§ **EXERCISE BRIEF**: Retype everything in the listing, leaving each line exactly as it is.

§ **MATERIAL**:

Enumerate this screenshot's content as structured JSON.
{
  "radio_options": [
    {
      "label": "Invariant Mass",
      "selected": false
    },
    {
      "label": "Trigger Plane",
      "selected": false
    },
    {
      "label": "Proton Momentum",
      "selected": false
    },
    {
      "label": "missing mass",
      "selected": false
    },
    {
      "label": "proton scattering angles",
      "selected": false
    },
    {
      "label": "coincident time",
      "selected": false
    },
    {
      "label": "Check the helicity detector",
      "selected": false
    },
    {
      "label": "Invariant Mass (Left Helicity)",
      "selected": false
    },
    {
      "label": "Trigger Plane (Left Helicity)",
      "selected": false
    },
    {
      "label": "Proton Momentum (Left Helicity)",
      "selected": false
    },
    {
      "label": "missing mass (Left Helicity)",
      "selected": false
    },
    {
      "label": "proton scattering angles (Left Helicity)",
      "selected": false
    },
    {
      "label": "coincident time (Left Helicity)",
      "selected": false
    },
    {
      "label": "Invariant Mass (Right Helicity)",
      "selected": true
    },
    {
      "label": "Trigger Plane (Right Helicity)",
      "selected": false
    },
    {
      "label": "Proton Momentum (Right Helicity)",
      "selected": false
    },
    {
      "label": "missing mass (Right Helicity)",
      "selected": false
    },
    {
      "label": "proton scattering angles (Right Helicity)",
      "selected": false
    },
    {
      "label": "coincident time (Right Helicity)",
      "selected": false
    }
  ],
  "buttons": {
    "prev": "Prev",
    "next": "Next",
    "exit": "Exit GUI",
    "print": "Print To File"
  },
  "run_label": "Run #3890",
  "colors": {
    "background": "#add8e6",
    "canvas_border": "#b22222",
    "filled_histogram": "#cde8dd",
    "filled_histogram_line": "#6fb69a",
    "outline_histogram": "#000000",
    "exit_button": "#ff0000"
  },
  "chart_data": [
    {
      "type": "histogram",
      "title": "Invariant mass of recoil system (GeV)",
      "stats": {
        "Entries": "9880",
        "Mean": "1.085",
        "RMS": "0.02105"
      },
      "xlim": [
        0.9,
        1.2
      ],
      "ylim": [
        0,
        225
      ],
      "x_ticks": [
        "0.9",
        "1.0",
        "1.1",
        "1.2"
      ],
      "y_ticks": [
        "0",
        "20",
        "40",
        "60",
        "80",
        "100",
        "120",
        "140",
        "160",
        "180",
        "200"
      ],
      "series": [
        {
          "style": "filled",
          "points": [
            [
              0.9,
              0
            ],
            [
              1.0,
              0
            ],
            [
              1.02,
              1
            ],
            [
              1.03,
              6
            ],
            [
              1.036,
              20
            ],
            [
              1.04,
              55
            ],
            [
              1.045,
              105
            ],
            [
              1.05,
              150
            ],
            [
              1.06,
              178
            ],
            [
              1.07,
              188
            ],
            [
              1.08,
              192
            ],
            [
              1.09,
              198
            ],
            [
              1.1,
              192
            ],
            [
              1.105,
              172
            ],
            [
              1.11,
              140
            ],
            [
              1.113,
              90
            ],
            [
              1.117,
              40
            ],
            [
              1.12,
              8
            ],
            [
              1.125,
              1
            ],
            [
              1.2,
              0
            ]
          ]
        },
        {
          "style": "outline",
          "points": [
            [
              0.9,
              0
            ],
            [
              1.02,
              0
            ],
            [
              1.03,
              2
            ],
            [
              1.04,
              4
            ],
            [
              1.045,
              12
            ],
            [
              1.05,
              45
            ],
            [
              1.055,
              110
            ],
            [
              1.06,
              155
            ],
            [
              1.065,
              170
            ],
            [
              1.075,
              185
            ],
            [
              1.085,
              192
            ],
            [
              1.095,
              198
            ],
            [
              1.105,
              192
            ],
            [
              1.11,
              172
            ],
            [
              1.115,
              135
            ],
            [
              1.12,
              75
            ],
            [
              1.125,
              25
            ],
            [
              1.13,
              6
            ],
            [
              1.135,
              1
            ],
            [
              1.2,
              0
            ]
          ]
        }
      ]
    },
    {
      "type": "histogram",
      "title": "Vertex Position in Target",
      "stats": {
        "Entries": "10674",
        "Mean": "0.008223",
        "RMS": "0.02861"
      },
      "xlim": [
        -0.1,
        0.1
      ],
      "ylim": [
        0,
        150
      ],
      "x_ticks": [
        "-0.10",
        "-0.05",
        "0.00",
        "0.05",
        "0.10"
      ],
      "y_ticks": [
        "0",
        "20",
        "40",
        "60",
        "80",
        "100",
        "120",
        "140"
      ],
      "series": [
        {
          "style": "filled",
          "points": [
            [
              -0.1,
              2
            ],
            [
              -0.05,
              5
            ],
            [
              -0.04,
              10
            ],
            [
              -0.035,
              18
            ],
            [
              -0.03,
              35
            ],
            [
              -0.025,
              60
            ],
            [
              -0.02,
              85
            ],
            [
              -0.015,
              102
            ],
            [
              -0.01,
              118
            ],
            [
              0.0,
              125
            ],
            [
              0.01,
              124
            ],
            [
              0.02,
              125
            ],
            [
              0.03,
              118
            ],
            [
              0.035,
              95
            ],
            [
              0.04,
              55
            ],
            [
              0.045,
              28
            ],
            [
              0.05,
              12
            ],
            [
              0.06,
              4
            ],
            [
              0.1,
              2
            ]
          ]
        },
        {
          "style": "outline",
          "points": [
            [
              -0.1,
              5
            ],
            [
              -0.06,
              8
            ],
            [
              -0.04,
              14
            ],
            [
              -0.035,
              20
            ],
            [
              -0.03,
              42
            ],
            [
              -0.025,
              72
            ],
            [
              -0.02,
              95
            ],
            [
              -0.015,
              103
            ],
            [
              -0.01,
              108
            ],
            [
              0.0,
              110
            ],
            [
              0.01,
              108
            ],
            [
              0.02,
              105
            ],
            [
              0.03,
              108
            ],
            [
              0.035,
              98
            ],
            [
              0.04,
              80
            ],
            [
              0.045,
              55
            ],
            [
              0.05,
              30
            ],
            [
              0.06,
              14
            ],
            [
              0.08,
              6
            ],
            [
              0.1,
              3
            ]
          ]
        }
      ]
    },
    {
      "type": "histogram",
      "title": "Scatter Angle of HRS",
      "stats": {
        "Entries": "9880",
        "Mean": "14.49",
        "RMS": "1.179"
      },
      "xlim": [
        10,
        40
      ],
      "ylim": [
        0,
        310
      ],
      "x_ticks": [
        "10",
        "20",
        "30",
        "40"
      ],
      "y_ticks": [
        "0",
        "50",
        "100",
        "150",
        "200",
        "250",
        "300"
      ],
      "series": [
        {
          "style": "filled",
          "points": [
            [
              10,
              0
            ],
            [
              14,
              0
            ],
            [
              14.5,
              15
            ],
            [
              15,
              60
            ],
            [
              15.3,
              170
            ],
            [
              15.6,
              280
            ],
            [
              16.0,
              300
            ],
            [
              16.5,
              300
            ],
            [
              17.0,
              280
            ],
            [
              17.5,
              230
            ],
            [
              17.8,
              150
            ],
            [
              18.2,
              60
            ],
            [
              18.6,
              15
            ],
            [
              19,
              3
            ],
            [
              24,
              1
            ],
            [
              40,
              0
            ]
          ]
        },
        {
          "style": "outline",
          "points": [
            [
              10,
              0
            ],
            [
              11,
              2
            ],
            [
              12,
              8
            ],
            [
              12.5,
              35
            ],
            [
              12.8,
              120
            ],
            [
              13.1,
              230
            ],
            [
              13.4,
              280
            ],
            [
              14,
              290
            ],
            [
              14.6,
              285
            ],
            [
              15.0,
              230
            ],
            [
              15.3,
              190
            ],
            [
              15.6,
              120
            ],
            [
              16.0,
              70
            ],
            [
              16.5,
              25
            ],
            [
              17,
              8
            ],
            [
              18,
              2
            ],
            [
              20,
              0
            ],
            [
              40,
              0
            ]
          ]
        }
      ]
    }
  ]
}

§ **EXERCISE OUTPUT**:
Enumerate this screenshot's content as structured JSON.
{
  "radio_options": [
    {
      "label": "Invariant Mass",
      "selected": false
    },
    {
      "label": "Trigger Plane",
      "selected": false
    },
    {
      "label": "Proton Momentum",
      "selected": false
    },
    {
      "label": "missing mass",
      "selected": false
    },
    {
      "label": "proton scattering angles",
      "selected": false
    },
    {
      "label": "coincident time",
      "selected": false
    },
    {
      "label": "Check the helicity detector",
      "selected": false
    },
    {
      "label": "Invariant Mass (Left Helicity)",
      "selected": false
    },
    {
      "label": "Trigger Plane (Left Helicity)",
      "selected": false
    },
    {
      "label": "Proton Momentum (Left Helicity)",
      "selected": false
    },
    {
      "label": "missing mass (Left Helicity)",
      "selected": false
    },
    {
      "label": "proton scattering angles (Left Helicity)",
      "selected": false
    },
    {
      "label": "coincident time (Left Helicity)",
      "selected": false
    },
    {
      "label": "Invariant Mass (Right Helicity)",
      "selected": true
    },
    {
      "label": "Trigger Plane (Right Helicity)",
      "selected": false
    },
    {
      "label": "Proton Momentum (Right Helicity)",
      "selected": false
    },
    {
      "label": "missing mass (Right Helicity)",
      "selected": false
    },
    {
      "label": "proton scattering angles (Right Helicity)",
      "selected": false
    },
    {
      "label": "coincident time (Right Helicity)",
      "selected": false
    }
  ],
  "buttons": {
    "prev": "Prev",
    "next": "Next",
    "exit": "Exit GUI",
    "print": "Print To File"
  },
  "run_label": "Run #3890",
  "colors": {
    "background": "#add8e6",
    "canvas_border": "#b22222",
    "filled_histogram": "#cde8dd",
    "filled_histogram_line": "#6fb69a",
    "outline_histogram": "#000000",
    "exit_button": "#ff0000"
  },
  "chart_data": [
    {
      "type": "histogram",
      "title": "Invariant mass of recoil system (GeV)",
      "stats": {
        "Entries": "9880",
        "Mean": "1.085",
        "RMS": "0.02105"
      },
      "xlim": [
        0.9,
        1.2
      ],
      "ylim": [
        0,
        225
      ],
      "x_ticks": [
        "0.9",
        "1.0",
        "1.1",
        "1.2"
      ],
      "y_ticks": [
        "0",
        "20",
        "40",
        "60",
        "80",
        "100",
        "120",
        "140",
        "160",
        "180",
        "200"
      ],
      "series": [
        {
          "style": "filled",
          "points": [
            [
              0.9,
              0
            ],
            [
              1.0,
              0
            ],
            [
              1.02,
              1
            ],
            [
              1.03,
              6
            ],
            [
              1.036,
              20
            ],
            [
              1.04,
              55
            ],
            [
              1.045,
              105
            ],
            [
              1.05,
              150
            ],
            [
              1.06,
              178
            ],
            [
              1.07,
              188
            ],
            [
              1.08,
              192
            ],
            [
              1.09,
              198
            ],
            [
              1.1,
              192
            ],
            [
              1.105,
              172
            ],
            [
              1.11,
              140
            ],
            [
              1.113,
              90
            ],
            [
              1.117,
              40
            ],
            [
              1.12,
              8
            ],
            [
              1.125,
              1
            ],
            [
              1.2,
              0
            ]
          ]
        },
        {
          "style": "outline",
          "points": [
            [
              0.9,
              0
            ],
            [
              1.02,
              0
            ],
            [
              1.03,
              2
            ],
            [
              1.04,
              4
            ],
            [
              1.045,
              12
            ],
            [
              1.05,
              45
            ],
            [
              1.055,
              110
            ],
            [
              1.06,
              155
            ],
            [
              1.065,
              170
            ],
            [
              1.075,
              185
            ],
            [
              1.085,
              192
            ],
            [
              1.095,
              198
            ],
            [
              1.105,
              192
            ],
            [
              1.11,
              172
            ],
            [
              1.115,
              135
            ],
            [
              1.12,
              75
            ],
            [
              1.125,
              25
            ],
            [
              1.13,
              6
            ],
            [
              1.135,
              1
            ],
            [
              1.2,
              0
            ]
          ]
        }
      ]
    },
    {
      "type": "histogram",
      "title": "Vertex Position in Target",
      "stats": {
        "Entries": "10674",
        "Mean": "0.008223",
        "RMS": "0.02861"
      },
      "xlim": [
        -0.1,
        0.1
      ],
      "ylim": [
        0,
        150
      ],
      "x_ticks": [
        "-0.10",
        "-0.05",
        "0.00",
        "0.05",
        "0.10"
      ],
      "y_ticks": [
        "0",
        "20",
        "40",
        "60",
        "80",
        "100",
        "120",
        "140"
      ],
      "series": [
        {
          "style": "filled",
          "points": [
            [
              -0.1,
              2
            ],
            [
              -0.05,
              5
            ],
            [
              -0.04,
              10
            ],
            [
              -0.035,
              18
            ],
            [
              -0.03,
              35
            ],
            [
              -0.025,
              60
            ],
            [
              -0.02,
              85
            ],
            [
              -0.015,
              102
            ],
            [
              -0.01,
              118
            ],
            [
              0.0,
              125
            ],
            [
              0.01,
              124
            ],
            [
              0.02,
              125
            ],
            [
              0.03,
              118
            ],
            [
              0.035,
              95
            ],
            [
              0.04,
              55
            ],
            [
              0.045,
              28
            ],
            [
              0.05,
              12
            ],
            [
              0.06,
              4
            ],
            [
              0.1,
              2
            ]
          ]
        },
        {
          "style": "outline",
          "points": [
            [
              -0.1,
              5
            ],
            [
              -0.06,
              8
            ],
            [
              -0.04,
              14
            ],
            [
              -0.035,
              20
            ],
            [
              -0.03,
              42
            ],
            [
              -0.025,
              72
            ],
            [
              -0.02,
              95
            ],
            [
              -0.015,
              103
            ],
            [
              -0.01,
              108
            ],
            [
              0.0,
              110
            ],
            [
              0.01,
              108
            ],
            [
              0.02,
              105
            ],
            [
              0.03,
              108
            ],
            [
              0.035,
              98
            ],
            [
              0.04,
              80
            ],
            [
              0.045,
              55
            ],
            [
              0.05,
              30
            ],
            [
              0.06,
              14
            ],
            [
              0.08,
              6
            ],
            [
              0.1,
              3
            ]
          ]
        }
      ]
    },
    {
      "type": "histogram",
      "title": "Scatter Angle of HRS",
      "stats": {
        "Entries": "9880",
        "Mean": "14.49",
        "RMS": "1.179"
      },
      "xlim": [
        10,
        40
      ],
      "ylim": [
        0,
        310
      ],
      "x_ticks": [
        "10",
        "20",
        "30",
        "40"
      ],
      "y_ticks": [
        "0",
        "50",
        "100",
        "150",
        "200",
        "250",
        "300"
      ],
      "series": [
        {
          "style": "filled",
          "points": [
            [
              10,
              0
            ],
            [
              14,
              0
            ],
            [
              14.5,
              15
            ],
            [
              15,
              60
            ],
            [
              15.3,
              170
            ],
            [
              15.6,
              280
            ],
            [
              16.0,
              300
            ],
            [
              16.5,
              300
            ],
            [
              17.0,
              280
            ],
            [
              17.5,
              230
            ],
            [
              17.8,
              150
            ],
            [
              18.2,
              60
            ],
            [
              18.6,
              15
            ],
            [
              19,
              3
            ],
            [
              24,
              1
            ],
            [
              40,
              0
            ]
          ]
        },
        {
          "style": "outline",
          "points": [
            [
              10,
              0
            ],
            [
              11,
              2
            ],
            [
              12,
              8
            ],
            [
              12.5,
              35
            ],
            [
              12.8,
              120
            ],
            [
              13.1,
              230
            ],
            [
              13.4,
              280
            ],
            [
              14,
              290
            ],
            [
              14.6,
              285
            ],
            [
              15.0,
              230
            ],
            [
              15.3,
              190
            ],
            [
              15.6,
              120
            ],
            [
              16.0,
              70
            ],
            [
              16.5,
              25
            ],
            [
              17,
              8
            ],
            [
              18,
              2
            ],
            [
              20,
              0
            ],
            [
              40,
              0
            ]
          ]
        }
      ]
    }
  ]
}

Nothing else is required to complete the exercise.